-- Problem to solve --
Check every line below for the word "уполномоченным" and copy the ones that have it.

-- Stored rows --
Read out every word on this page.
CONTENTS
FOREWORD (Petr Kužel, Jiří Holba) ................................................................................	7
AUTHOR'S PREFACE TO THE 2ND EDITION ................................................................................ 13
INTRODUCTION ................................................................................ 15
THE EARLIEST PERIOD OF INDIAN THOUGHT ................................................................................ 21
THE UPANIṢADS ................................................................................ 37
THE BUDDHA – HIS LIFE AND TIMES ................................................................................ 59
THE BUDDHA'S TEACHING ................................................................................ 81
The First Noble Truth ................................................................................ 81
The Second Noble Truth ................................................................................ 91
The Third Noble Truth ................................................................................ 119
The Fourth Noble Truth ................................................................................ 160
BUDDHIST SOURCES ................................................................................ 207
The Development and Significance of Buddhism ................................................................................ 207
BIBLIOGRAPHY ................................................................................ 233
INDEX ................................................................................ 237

---

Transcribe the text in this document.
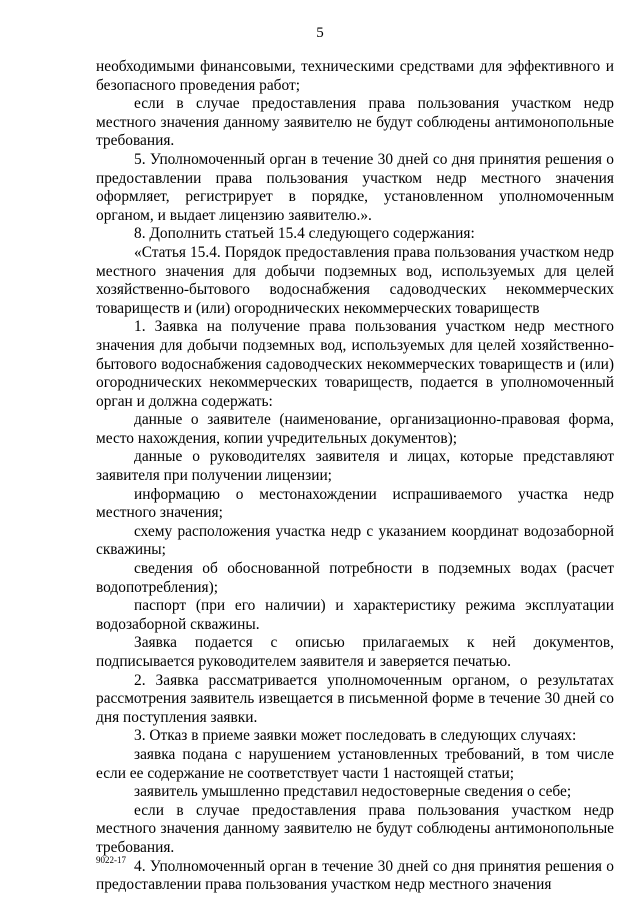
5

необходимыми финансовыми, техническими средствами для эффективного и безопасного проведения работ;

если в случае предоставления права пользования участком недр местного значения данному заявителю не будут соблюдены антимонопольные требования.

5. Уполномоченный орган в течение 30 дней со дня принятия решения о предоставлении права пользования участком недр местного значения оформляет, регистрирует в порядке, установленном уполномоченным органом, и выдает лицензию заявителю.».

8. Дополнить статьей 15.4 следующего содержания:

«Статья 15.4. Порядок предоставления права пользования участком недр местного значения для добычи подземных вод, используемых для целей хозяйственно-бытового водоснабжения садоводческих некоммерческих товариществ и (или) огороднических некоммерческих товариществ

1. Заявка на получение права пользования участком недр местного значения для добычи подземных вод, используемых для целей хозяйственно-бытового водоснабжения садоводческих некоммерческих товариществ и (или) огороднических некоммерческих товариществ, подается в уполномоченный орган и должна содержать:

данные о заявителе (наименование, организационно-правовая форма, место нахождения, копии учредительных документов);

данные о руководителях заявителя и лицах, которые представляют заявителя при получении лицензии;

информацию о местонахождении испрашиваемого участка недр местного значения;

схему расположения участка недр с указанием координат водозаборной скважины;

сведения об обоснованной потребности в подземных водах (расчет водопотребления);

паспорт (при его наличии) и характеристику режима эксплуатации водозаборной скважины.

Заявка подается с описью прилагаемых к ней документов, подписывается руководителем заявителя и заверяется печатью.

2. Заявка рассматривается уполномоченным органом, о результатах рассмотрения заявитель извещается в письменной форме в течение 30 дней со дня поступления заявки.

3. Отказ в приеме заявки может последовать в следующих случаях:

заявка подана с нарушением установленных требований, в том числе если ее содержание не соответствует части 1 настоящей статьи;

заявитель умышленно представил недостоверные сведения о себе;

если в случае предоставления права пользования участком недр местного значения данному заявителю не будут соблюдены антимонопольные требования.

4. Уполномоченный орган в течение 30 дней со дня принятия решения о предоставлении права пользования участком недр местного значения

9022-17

-- Worked solution --
5. Уполномоченный орган в течение 30 дней со дня принятия решения о предоставлении права пользования участком недр местного значения оформляет, регистрирует в порядке, установленном уполномоченным органом, и выдает лицензию заявителю.».
2. Заявка рассматривается уполномоченным органом, о результатах рассмотрения заявитель извещается в письменной форме в течение 30 дней со дня поступления заявки.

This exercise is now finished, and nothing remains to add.